### Task
According to the text on carbamazepine-induced SJS, which HLA allele has been associated with that reaction in Han Chinese, Thai, Indian and Malaysian populations?

### Text for analysis

####

Carbamazepine-induced SJS has long been thought of as an idiosyncratic, dose independent, unpredictable adverse event specific to an individual [15]; however, current evidence indicates that carbamazepine-induced SJS/TEN is a predictable, specific, delayed hypersensitivity immune reaction involving human leukocyte antigen (HLA) alleles specific for carbamazepine and other drugs in defined populations [16]. HLA-B*15:02 and HLA-B*31:01 have been associated with carbamazepine-induced SJS in Asian (Han Chinese, Thai, Indian and Malaysian) and Caucasian (and Japanese) populations, respectively [17,18,19]. Recent evidence suggests this possibility, as shown by the phenytoin and nevirapine-induced SJS/TEN associated with reduced drug clearance due to metaboliser enzyme polymorphisms [20, 21]. However, we were not able to genotype our patient for HLA alleles, therefore we cannot confirm the involvement of the phenotype-specific characteristics of the patient that might have contributed to the development of SJS. Although association with specific HLA genotypes may be necessary, it is not sufficient for the development of SJS/TEN [18]. Other factors such as the individual variation in drug metabolism or clearance, HIV-1 seropositivity, polypharmacy, and competitive drug inhibition may also play an important role in SJS/TEN development with carbamazepine [1, 18, 22, 23].

####

### Extracted records
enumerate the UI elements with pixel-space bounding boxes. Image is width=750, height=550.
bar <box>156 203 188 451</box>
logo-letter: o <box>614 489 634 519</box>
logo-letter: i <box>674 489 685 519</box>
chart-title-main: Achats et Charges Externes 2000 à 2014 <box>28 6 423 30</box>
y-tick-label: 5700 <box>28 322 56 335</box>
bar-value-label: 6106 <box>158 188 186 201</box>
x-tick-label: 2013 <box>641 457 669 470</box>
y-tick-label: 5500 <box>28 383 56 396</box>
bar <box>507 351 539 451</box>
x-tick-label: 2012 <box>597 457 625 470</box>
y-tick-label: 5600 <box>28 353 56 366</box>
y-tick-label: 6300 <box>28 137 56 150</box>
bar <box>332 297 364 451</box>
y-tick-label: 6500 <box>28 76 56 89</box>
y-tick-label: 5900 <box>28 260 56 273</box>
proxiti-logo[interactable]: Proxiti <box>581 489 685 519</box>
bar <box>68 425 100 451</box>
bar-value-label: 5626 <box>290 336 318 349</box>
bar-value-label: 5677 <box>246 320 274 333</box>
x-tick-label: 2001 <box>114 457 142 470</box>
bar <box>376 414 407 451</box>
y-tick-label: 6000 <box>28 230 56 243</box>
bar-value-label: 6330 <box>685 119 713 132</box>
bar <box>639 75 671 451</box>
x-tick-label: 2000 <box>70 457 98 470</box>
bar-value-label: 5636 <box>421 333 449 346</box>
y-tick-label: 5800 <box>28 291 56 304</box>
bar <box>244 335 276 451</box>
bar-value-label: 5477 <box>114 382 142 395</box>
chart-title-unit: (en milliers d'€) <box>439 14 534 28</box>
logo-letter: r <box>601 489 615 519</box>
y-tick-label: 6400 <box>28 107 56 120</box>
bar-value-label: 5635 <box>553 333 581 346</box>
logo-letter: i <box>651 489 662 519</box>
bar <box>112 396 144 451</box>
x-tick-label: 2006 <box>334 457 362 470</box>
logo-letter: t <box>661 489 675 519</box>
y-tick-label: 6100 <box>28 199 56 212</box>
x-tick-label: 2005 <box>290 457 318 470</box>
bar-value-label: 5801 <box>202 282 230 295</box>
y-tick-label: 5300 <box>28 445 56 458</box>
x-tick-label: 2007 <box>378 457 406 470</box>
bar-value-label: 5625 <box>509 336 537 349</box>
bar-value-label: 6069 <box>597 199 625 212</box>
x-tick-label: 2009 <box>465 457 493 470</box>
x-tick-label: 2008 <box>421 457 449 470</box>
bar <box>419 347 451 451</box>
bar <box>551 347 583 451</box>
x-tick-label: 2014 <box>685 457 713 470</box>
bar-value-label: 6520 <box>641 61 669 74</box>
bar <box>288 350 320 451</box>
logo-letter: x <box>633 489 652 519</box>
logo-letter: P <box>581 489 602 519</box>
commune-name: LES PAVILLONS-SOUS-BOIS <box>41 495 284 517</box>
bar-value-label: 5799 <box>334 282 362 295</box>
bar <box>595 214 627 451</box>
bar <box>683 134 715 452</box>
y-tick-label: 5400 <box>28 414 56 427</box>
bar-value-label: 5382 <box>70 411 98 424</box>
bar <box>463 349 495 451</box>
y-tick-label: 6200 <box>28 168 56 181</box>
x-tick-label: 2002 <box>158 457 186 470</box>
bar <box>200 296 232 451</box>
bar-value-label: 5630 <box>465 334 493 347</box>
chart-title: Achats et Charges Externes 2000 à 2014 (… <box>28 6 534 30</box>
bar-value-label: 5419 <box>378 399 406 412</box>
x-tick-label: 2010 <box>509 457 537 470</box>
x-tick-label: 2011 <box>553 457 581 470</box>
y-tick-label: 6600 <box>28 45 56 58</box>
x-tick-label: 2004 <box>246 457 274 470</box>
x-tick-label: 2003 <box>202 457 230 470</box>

####

### Answer box
HLA-B*15:02